### [Directions for this task]
Take the data below and repeat it exactly.

### [Entries provided]

== == ==

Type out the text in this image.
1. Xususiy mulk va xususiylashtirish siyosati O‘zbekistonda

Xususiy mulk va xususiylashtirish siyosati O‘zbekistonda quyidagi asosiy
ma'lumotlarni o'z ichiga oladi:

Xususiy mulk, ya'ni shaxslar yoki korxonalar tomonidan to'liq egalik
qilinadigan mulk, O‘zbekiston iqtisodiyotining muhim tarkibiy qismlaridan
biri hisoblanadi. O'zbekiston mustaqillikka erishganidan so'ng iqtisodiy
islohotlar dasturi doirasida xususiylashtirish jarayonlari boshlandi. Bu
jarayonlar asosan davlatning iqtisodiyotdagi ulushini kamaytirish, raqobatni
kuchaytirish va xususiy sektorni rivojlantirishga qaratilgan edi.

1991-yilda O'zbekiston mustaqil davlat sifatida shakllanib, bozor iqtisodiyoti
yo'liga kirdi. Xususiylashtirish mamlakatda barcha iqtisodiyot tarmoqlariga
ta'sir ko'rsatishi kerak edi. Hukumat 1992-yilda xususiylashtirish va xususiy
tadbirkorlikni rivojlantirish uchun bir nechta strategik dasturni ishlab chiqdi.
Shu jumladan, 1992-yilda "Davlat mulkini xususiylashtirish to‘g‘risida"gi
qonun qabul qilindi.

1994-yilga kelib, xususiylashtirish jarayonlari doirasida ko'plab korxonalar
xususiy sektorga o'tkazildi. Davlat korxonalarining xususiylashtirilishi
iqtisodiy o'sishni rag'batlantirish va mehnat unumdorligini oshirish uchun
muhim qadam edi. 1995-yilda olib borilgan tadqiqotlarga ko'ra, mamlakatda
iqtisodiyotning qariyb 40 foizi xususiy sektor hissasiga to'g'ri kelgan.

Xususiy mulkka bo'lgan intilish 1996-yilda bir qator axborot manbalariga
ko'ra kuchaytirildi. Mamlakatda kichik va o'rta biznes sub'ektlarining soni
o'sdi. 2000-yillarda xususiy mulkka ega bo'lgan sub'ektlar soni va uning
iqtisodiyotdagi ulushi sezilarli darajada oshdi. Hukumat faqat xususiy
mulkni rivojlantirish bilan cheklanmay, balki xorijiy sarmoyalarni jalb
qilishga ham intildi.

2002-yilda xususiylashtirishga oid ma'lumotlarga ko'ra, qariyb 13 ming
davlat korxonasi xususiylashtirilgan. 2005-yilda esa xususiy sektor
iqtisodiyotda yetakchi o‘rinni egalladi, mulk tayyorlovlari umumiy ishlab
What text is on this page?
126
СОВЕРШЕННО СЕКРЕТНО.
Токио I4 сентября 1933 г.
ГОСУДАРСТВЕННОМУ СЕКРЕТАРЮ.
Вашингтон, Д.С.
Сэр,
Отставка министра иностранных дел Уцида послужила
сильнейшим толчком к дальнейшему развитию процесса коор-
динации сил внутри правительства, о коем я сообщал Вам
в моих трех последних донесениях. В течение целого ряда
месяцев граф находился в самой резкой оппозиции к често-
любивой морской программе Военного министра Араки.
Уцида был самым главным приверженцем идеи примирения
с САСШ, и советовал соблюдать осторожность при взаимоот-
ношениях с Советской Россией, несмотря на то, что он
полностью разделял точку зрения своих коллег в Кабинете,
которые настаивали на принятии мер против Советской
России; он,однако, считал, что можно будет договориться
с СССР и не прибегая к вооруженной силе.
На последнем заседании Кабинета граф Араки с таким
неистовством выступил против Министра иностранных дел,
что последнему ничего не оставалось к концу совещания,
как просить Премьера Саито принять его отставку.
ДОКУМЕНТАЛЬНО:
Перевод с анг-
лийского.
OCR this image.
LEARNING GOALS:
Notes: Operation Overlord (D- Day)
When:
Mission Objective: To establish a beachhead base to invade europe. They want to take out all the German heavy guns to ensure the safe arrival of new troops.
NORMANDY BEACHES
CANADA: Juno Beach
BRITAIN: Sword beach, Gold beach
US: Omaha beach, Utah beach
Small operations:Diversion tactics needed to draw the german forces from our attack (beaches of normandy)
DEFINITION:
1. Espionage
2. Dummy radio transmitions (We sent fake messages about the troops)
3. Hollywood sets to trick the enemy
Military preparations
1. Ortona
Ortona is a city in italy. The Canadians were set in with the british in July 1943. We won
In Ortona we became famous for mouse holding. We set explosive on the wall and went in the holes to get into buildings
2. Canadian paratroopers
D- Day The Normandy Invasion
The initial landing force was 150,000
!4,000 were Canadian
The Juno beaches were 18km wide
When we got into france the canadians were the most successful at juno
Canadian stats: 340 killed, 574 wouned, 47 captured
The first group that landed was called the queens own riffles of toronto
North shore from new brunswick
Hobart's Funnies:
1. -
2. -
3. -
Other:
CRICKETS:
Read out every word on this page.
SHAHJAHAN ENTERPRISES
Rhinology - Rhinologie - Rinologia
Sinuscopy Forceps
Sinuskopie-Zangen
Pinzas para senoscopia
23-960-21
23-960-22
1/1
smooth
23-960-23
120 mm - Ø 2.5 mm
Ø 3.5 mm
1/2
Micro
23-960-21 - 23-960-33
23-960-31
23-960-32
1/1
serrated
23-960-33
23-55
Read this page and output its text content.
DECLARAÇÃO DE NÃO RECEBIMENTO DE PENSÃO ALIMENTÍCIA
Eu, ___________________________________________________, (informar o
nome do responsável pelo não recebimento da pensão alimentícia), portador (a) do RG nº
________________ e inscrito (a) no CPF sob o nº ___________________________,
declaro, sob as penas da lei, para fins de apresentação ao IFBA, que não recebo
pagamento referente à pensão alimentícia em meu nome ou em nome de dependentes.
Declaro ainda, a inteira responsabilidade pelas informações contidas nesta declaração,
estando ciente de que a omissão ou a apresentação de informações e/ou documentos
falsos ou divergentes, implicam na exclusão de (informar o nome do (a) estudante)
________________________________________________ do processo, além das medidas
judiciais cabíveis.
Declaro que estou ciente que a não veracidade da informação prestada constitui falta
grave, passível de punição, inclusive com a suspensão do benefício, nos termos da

== == ==

### [Finished exercise]
Type out the text in this image.
1. Xususiy mulk va xususiylashtirish siyosati O‘zbekistonda

Xususiy mulk va xususiylashtirish siyosati O‘zbekistonda quyidagi asosiy
ma'lumotlarni o'z ichiga oladi:

Xususiy mulk, ya'ni shaxslar yoki korxonalar tomonidan to'liq egalik
qilinadigan mulk, O‘zbekiston iqtisodiyotining muhim tarkibiy qismlaridan
biri hisoblanadi. O'zbekiston mustaqillikka erishganidan so'ng iqtisodiy
islohotlar dasturi doirasida xususiylashtirish jarayonlari boshlandi. Bu
jarayonlar asosan davlatning iqtisodiyotdagi ulushini kamaytirish, raqobatni
kuchaytirish va xususiy sektorni rivojlantirishga qaratilgan edi.

1991-yilda O'zbekiston mustaqil davlat sifatida shakllanib, bozor iqtisodiyoti
yo'liga kirdi. Xususiylashtirish mamlakatda barcha iqtisodiyot tarmoqlariga
ta'sir ko'rsatishi kerak edi. Hukumat 1992-yilda xususiylashtirish va xususiy
tadbirkorlikni rivojlantirish uchun bir nechta strategik dasturni ishlab chiqdi.
Shu jumladan, 1992-yilda "Davlat mulkini xususiylashtirish to‘g‘risida"gi
qonun qabul qilindi.

1994-yilga kelib, xususiylashtirish jarayonlari doirasida ko'plab korxonalar
xususiy sektorga o'tkazildi. Davlat korxonalarining xususiylashtirilishi
iqtisodiy o'sishni rag'batlantirish va mehnat unumdorligini oshirish uchun
muhim qadam edi. 1995-yilda olib borilgan tadqiqotlarga ko'ra, mamlakatda
iqtisodiyotning qariyb 40 foizi xususiy sektor hissasiga to'g'ri kelgan.

Xususiy mulkka bo'lgan intilish 1996-yilda bir qator axborot manbalariga
ko'ra kuchaytirildi. Mamlakatda kichik va o'rta biznes sub'ektlarining soni
o'sdi. 2000-yillarda xususiy mulkka ega bo'lgan sub'ektlar soni va uning
iqtisodiyotdagi ulushi sezilarli darajada oshdi. Hukumat faqat xususiy
mulkni rivojlantirish bilan cheklanmay, balki xorijiy sarmoyalarni jalb
qilishga ham intildi.

2002-yilda xususiylashtirishga oid ma'lumotlarga ko'ra, qariyb 13 ming
davlat korxonasi xususiylashtirilgan. 2005-yilda esa xususiy sektor
iqtisodiyotda yetakchi o‘rinni egalladi, mulk tayyorlovlari umumiy ishlab
What text is on this page?
126
СОВЕРШЕННО СЕКРЕТНО.
Токио I4 сентября 1933 г.
ГОСУДАРСТВЕННОМУ СЕКРЕТАРЮ.
Вашингтон, Д.С.
Сэр,
Отставка министра иностранных дел Уцида послужила
сильнейшим толчком к дальнейшему развитию процесса коор-
динации сил внутри правительства, о коем я сообщал Вам
в моих трех последних донесениях. В течение целого ряда
месяцев граф находился в самой резкой оппозиции к често-
любивой морской программе Военного министра Араки.
Уцида был самым главным приверженцем идеи примирения
с САСШ, и советовал соблюдать осторожность при взаимоот-
ношениях с Советской Россией, несмотря на то, что он
полностью разделял точку зрения своих коллег в Кабинете,
которые настаивали на принятии мер против Советской
России; он,однако, считал, что можно будет договориться
с СССР и не прибегая к вооруженной силе.
На последнем заседании Кабинета граф Араки с таким
неистовством выступил против Министра иностранных дел,
что последнему ничего не оставалось к концу совещания,
как просить Премьера Саито принять его отставку.
ДОКУМЕНТАЛЬНО:
Перевод с анг-
лийского.
OCR this image.
LEARNING GOALS:
Notes: Operation Overlord (D- Day)
When:
Mission Objective: To establish a beachhead base to invade europe. They want to take out all the German heavy guns to ensure the safe arrival of new troops.
NORMANDY BEACHES
CANADA: Juno Beach
BRITAIN: Sword beach, Gold beach
US: Omaha beach, Utah beach
Small operations:Diversion tactics needed to draw the german forces from our attack (beaches of normandy)
DEFINITION:
1. Espionage
2. Dummy radio transmitions (We sent fake messages about the troops)
3. Hollywood sets to trick the enemy
Military preparations
1. Ortona
Ortona is a city in italy. The Canadians were set in with the british in July 1943. We won
In Ortona we became famous for mouse holding. We set explosive on the wall and went in the holes to get into buildings
2. Canadian paratroopers
D- Day The Normandy Invasion
The initial landing force was 150,000
!4,000 were Canadian
The Juno beaches were 18km wide
When we got into france the canadians were the most successful at juno
Canadian stats: 340 killed, 574 wouned, 47 captured
The first group that landed was called the queens own riffles of toronto
North shore from new brunswick
Hobart's Funnies:
1. -
2. -
3. -
Other:
CRICKETS:
Read out every word on this page.
SHAHJAHAN ENTERPRISES
Rhinology - Rhinologie - Rinologia
Sinuscopy Forceps
Sinuskopie-Zangen
Pinzas para senoscopia
23-960-21
23-960-22
1/1
smooth
23-960-23
120 mm - Ø 2.5 mm
Ø 3.5 mm
1/2
Micro
23-960-21 - 23-960-33
23-960-31
23-960-32
1/1
serrated
23-960-33
23-55
Read this page and output its text content.
DECLARAÇÃO DE NÃO RECEBIMENTO DE PENSÃO ALIMENTÍCIA
Eu, ___________________________________________________, (informar o
nome do responsável pelo não recebimento da pensão alimentícia), portador (a) do RG nº
________________ e inscrito (a) no CPF sob o nº ___________________________,
declaro, sob as penas da lei, para fins de apresentação ao IFBA, que não recebo
pagamento referente à pensão alimentícia em meu nome ou em nome de dependentes.
Declaro ainda, a inteira responsabilidade pelas informações contidas nesta declaração,
estando ciente de que a omissão ou a apresentação de informações e/ou documentos
falsos ou divergentes, implicam na exclusão de (informar o nome do (a) estudante)
________________________________________________ do processo, além das medidas
judiciais cabíveis.
Declaro que estou ciente que a não veracidade da informação prestada constitui falta
grave, passível de punição, inclusive com a suspensão do benefício, nos termos da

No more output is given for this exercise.